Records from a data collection
..............................

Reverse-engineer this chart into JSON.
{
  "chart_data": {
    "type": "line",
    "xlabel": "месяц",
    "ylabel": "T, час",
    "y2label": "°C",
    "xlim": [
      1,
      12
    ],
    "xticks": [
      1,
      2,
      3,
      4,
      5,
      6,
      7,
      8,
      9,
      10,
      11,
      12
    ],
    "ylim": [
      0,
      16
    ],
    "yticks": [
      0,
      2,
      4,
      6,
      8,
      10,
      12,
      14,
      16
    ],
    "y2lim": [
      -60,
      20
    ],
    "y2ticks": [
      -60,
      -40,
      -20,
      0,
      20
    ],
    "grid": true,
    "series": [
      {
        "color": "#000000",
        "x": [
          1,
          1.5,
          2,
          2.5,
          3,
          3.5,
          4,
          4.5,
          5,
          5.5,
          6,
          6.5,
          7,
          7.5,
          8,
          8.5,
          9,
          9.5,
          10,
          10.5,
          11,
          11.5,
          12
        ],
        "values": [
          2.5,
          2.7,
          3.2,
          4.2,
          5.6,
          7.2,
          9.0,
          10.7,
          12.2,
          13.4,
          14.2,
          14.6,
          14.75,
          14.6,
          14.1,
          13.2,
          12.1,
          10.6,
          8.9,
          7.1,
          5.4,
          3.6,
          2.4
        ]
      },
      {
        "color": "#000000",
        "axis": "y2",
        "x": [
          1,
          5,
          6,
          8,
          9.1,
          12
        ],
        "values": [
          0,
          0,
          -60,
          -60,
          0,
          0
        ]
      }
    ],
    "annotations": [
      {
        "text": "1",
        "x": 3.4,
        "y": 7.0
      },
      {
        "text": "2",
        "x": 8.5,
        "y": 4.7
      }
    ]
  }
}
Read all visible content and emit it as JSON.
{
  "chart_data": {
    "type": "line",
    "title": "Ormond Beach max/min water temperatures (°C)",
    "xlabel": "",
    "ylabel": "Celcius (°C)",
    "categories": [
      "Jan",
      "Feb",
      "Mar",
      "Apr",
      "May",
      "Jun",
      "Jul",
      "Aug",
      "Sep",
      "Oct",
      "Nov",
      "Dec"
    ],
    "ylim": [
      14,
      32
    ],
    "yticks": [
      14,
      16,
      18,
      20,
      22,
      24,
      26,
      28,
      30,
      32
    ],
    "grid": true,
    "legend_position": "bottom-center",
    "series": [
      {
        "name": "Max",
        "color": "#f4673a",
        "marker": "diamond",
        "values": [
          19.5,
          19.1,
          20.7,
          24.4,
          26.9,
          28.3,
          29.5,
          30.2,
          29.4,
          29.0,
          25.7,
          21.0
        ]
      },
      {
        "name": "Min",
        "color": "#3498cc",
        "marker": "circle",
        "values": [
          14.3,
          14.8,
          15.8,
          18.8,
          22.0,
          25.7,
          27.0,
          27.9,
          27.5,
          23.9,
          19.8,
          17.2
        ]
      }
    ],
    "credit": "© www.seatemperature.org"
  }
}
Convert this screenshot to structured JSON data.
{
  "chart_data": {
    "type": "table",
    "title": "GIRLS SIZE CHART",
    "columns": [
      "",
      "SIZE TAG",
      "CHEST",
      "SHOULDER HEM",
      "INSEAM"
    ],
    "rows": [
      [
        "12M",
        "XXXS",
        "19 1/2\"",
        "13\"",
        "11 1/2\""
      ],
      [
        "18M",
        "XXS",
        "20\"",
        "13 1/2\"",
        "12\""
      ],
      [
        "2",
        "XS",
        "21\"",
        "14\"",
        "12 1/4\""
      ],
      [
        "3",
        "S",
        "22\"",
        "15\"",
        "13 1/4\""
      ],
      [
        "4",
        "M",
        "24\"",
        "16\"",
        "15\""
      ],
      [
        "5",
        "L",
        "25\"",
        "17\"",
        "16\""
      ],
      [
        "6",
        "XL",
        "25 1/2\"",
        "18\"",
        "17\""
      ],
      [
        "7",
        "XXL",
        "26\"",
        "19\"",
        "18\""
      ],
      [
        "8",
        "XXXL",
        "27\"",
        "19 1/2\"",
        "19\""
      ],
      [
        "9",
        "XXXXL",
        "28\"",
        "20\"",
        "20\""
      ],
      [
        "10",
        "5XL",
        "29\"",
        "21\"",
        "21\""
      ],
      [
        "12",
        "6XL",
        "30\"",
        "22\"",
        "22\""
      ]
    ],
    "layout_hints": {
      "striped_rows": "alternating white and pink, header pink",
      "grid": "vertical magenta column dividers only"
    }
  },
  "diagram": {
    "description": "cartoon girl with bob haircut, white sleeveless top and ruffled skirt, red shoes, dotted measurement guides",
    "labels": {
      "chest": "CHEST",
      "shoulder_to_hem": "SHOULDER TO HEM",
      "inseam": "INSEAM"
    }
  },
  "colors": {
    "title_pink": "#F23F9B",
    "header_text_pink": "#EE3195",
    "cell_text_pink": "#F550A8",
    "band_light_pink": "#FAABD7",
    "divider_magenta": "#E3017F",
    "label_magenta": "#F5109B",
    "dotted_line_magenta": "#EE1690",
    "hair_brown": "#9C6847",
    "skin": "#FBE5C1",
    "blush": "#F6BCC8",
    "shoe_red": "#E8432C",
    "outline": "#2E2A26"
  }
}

..............................

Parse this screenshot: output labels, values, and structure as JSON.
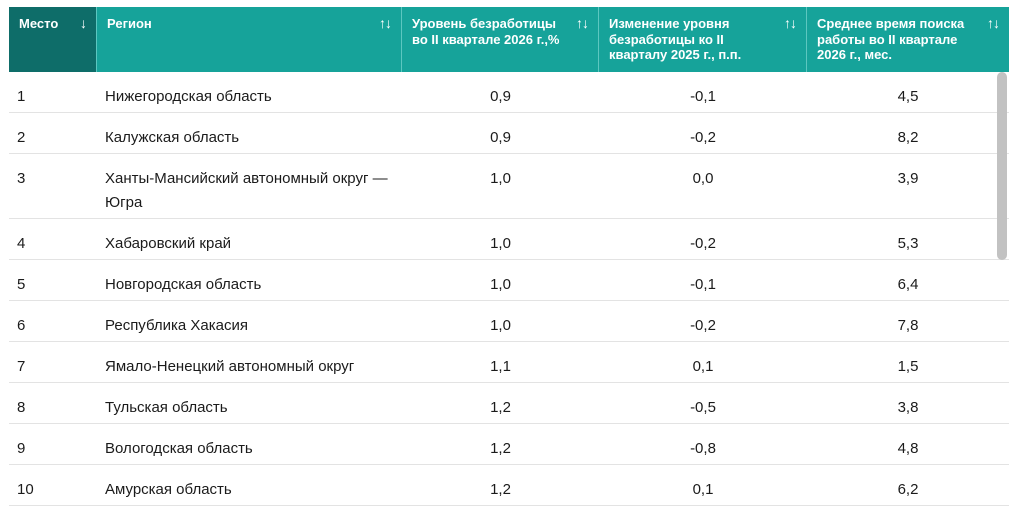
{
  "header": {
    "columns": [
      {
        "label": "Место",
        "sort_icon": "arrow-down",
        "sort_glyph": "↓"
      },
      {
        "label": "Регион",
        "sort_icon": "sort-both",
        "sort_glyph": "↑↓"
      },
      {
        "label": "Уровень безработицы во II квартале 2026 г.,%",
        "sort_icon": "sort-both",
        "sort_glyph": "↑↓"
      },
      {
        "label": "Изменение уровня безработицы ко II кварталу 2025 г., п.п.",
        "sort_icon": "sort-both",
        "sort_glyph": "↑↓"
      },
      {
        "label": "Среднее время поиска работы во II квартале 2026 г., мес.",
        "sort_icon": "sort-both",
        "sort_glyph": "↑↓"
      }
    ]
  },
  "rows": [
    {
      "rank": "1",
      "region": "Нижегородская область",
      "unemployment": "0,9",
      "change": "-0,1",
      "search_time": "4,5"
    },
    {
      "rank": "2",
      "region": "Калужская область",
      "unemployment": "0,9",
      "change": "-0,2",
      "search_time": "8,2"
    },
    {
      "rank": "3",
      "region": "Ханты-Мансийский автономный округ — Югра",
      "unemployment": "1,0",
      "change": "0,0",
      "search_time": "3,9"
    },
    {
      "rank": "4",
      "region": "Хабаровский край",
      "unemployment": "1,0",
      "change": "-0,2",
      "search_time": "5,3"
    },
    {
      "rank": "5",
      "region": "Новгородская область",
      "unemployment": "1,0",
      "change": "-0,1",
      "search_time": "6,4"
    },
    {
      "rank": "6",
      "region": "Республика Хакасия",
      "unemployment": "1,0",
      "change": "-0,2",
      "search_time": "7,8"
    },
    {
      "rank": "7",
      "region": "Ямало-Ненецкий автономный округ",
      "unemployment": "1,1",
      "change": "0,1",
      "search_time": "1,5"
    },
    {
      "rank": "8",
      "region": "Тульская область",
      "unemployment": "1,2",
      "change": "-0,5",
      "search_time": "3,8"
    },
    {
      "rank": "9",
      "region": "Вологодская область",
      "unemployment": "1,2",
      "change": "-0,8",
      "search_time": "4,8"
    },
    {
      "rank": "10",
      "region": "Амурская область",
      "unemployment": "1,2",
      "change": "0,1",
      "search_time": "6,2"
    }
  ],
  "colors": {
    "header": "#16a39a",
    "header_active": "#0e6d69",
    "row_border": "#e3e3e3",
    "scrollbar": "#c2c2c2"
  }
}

..............................

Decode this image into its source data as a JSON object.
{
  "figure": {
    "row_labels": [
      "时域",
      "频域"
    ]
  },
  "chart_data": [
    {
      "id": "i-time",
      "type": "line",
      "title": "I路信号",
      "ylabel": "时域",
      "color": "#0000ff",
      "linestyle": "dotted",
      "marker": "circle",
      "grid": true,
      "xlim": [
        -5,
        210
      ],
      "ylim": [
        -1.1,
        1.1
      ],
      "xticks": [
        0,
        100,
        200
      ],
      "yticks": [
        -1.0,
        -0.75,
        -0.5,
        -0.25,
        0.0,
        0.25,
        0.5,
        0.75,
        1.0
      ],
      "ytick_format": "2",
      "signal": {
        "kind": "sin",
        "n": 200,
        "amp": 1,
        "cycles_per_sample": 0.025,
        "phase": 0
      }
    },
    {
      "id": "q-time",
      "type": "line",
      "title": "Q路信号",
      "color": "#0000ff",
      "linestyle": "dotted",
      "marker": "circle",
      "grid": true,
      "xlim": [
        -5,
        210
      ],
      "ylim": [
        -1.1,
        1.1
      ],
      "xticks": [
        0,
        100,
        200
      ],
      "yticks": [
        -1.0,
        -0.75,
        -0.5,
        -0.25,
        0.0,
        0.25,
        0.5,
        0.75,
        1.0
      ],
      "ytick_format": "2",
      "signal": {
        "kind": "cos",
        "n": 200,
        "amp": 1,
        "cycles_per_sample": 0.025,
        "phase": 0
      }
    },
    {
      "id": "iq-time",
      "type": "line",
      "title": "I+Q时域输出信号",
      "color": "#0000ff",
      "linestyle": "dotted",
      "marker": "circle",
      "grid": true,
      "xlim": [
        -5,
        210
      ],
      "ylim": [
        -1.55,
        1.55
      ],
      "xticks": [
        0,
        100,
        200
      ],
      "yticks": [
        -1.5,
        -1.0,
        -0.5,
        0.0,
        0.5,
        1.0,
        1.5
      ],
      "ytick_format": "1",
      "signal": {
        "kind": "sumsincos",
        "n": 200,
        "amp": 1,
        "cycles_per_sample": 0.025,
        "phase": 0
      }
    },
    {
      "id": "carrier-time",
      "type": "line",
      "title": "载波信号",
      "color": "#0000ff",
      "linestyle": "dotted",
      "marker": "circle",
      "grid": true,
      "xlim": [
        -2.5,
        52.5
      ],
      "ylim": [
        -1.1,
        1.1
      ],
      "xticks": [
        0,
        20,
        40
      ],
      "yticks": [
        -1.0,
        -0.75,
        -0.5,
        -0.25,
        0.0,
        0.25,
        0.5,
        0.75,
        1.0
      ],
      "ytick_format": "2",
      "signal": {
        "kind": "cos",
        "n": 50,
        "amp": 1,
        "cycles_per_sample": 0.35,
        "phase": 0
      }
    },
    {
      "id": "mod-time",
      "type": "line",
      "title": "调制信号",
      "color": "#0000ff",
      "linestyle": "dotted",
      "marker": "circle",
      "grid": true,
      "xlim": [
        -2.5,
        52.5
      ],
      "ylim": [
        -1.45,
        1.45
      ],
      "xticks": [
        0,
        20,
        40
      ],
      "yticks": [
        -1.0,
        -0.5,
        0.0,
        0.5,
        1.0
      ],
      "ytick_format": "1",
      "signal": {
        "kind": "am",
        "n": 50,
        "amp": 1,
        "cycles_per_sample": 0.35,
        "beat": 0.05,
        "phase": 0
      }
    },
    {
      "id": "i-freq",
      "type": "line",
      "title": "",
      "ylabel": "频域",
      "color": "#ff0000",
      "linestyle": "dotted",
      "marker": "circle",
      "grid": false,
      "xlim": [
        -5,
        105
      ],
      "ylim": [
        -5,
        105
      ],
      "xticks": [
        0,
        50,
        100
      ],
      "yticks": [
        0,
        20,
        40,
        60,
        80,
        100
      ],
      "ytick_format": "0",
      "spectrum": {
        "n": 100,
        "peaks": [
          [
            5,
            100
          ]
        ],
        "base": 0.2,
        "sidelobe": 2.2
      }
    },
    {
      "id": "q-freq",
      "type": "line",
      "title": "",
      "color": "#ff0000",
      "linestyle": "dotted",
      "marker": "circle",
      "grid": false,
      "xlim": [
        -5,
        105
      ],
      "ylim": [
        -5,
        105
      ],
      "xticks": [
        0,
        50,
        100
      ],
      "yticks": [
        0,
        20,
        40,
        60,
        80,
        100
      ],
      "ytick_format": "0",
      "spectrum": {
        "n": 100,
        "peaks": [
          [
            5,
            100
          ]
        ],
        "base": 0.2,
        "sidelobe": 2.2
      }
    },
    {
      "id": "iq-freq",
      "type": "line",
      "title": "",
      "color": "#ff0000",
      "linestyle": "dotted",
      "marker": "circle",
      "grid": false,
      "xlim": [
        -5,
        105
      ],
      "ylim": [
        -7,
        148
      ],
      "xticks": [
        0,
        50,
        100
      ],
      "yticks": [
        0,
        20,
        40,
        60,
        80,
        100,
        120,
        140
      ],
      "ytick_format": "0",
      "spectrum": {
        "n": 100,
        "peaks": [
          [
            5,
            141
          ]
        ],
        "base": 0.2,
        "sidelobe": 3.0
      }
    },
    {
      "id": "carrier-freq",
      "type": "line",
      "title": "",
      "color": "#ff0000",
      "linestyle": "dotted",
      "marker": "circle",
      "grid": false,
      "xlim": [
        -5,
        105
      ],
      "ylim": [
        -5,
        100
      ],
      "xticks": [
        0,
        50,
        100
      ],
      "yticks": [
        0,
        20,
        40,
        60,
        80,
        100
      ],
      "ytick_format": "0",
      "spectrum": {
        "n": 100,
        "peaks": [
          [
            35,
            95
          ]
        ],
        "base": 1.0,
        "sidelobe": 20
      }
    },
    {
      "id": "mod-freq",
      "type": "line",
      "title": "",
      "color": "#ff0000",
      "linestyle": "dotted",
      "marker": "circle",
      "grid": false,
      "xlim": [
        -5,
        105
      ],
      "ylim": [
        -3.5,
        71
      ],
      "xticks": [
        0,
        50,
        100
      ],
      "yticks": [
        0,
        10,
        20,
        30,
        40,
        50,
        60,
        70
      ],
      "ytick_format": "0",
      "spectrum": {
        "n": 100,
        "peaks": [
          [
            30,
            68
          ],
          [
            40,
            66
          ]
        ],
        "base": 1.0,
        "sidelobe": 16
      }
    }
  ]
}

..............................

▶ **WRITTEN INSTRUCTION**: Copy out each line of the material that holds the word "into".

▶ **FINAL ANSWER**:
Reverse-engineer this chart into JSON.
Decode this image into its source data as a JSON object.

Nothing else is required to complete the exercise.